WHAT TO DO:
Copy out all lines where "allows" appears.
* * *
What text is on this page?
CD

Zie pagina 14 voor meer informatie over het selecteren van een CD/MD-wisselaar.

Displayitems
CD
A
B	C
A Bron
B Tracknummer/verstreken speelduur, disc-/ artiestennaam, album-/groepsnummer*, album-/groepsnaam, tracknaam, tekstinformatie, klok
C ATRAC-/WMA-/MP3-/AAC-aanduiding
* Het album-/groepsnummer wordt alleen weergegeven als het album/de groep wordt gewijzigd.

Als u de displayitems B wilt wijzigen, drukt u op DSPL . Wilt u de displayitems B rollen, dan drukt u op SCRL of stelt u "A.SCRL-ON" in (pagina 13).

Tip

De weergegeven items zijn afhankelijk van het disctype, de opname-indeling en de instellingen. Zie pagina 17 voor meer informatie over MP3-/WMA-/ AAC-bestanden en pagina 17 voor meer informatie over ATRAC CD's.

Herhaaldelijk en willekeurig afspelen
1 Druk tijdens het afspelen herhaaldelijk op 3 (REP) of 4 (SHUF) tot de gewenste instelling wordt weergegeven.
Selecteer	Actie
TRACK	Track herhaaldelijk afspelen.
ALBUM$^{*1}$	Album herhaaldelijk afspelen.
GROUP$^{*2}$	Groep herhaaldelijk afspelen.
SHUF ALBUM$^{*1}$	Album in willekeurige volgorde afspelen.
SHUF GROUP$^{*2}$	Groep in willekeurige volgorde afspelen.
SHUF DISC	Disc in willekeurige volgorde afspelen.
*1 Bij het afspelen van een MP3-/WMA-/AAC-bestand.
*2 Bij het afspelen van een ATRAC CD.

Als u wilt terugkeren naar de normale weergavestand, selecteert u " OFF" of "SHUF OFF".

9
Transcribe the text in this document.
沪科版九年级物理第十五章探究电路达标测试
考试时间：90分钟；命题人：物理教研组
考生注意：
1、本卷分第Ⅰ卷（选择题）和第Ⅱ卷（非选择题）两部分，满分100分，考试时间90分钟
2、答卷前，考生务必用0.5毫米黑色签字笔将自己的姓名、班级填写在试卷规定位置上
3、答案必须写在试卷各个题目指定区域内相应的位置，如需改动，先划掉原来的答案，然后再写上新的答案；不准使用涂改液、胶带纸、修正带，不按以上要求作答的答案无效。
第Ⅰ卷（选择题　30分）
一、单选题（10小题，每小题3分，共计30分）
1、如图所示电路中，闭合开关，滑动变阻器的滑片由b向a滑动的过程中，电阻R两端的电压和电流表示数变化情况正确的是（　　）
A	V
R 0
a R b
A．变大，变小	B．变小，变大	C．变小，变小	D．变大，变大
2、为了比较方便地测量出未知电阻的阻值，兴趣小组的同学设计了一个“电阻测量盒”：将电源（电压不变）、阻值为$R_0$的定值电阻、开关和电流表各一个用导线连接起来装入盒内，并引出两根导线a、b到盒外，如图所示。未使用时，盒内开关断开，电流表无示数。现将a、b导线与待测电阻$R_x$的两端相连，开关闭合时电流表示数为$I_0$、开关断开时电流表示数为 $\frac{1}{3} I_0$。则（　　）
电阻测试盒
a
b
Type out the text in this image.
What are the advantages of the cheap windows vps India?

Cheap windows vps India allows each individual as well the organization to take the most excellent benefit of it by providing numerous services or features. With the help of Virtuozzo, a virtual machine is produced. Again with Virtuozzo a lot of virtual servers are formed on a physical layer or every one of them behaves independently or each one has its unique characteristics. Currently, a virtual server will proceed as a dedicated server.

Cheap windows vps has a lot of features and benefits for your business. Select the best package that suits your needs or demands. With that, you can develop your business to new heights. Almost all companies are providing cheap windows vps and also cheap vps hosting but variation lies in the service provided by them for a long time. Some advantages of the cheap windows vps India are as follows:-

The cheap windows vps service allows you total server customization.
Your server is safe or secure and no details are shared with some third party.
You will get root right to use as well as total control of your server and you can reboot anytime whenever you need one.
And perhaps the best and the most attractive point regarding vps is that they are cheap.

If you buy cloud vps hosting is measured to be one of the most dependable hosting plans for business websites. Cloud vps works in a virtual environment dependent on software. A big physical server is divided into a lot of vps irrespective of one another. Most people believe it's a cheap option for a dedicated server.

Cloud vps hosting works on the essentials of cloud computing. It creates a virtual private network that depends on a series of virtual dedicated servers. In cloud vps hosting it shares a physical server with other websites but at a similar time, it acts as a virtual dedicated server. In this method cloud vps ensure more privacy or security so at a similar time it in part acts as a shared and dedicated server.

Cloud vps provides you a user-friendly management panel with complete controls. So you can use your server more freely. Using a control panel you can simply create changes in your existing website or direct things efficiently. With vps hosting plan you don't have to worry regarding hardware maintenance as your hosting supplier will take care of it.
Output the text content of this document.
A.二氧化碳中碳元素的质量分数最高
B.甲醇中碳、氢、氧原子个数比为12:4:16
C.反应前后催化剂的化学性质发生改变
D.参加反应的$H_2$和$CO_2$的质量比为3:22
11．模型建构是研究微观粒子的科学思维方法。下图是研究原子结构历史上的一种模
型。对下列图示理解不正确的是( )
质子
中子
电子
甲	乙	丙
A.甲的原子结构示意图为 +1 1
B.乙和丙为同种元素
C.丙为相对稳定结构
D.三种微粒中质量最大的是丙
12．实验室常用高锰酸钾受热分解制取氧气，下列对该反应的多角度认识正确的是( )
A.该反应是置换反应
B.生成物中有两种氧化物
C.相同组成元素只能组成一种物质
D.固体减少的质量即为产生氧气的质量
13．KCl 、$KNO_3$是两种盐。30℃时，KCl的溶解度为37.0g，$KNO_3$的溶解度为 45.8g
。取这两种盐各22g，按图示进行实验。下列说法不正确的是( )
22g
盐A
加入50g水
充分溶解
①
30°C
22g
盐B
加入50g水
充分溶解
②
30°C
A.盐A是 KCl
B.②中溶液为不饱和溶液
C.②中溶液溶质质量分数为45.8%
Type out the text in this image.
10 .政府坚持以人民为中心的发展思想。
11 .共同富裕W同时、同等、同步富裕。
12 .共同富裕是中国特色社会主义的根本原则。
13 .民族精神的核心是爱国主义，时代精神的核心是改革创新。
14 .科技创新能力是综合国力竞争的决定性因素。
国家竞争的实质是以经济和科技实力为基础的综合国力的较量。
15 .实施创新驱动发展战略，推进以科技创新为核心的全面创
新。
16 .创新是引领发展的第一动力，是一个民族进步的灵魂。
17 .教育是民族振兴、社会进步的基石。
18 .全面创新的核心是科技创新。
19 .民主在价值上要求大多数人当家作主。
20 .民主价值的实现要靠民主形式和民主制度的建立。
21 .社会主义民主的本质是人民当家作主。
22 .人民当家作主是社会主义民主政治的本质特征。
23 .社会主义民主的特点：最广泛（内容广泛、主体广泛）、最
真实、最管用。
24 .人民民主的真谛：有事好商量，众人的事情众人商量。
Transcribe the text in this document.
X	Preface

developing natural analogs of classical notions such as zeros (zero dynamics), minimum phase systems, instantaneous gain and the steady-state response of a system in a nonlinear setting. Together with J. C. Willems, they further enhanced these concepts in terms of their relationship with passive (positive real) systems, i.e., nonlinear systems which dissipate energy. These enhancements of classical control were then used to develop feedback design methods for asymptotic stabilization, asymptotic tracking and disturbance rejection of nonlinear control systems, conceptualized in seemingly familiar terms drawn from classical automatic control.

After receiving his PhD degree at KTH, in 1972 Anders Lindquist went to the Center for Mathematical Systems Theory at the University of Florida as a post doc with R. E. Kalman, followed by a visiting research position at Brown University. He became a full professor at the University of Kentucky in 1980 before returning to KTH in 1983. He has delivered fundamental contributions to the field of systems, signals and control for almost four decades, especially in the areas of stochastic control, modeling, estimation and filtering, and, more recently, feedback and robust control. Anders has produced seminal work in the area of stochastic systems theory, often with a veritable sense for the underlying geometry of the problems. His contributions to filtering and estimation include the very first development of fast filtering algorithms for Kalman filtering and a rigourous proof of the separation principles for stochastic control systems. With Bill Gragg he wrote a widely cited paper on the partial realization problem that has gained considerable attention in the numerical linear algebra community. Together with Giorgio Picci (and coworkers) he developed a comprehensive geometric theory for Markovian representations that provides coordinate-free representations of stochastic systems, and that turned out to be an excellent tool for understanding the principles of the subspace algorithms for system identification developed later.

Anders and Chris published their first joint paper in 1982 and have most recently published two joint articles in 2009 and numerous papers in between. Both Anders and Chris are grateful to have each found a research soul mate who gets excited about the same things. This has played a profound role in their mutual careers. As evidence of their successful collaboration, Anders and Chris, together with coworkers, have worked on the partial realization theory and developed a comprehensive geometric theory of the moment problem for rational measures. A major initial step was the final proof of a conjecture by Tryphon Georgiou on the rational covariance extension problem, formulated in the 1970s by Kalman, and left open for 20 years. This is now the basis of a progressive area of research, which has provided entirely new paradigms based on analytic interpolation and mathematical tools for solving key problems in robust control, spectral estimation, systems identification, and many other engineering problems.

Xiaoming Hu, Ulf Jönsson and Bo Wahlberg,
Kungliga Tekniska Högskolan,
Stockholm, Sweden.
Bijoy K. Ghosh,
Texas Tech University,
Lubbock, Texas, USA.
* * *
TASK RESULT:
Cheap windows vps India allows each individual as well the organization to take the most excellent benefit of it by providing numerous services or features. With the help of Virtuozzo, a virtual machine is produced. Again with Virtuozzo a lot of virtual servers are formed on a physical layer or every one of them behaves independently or each one has its unique characteristics. Currently, a virtual server will proceed as a dedicated server.
The cheap windows vps service allows you total server customization.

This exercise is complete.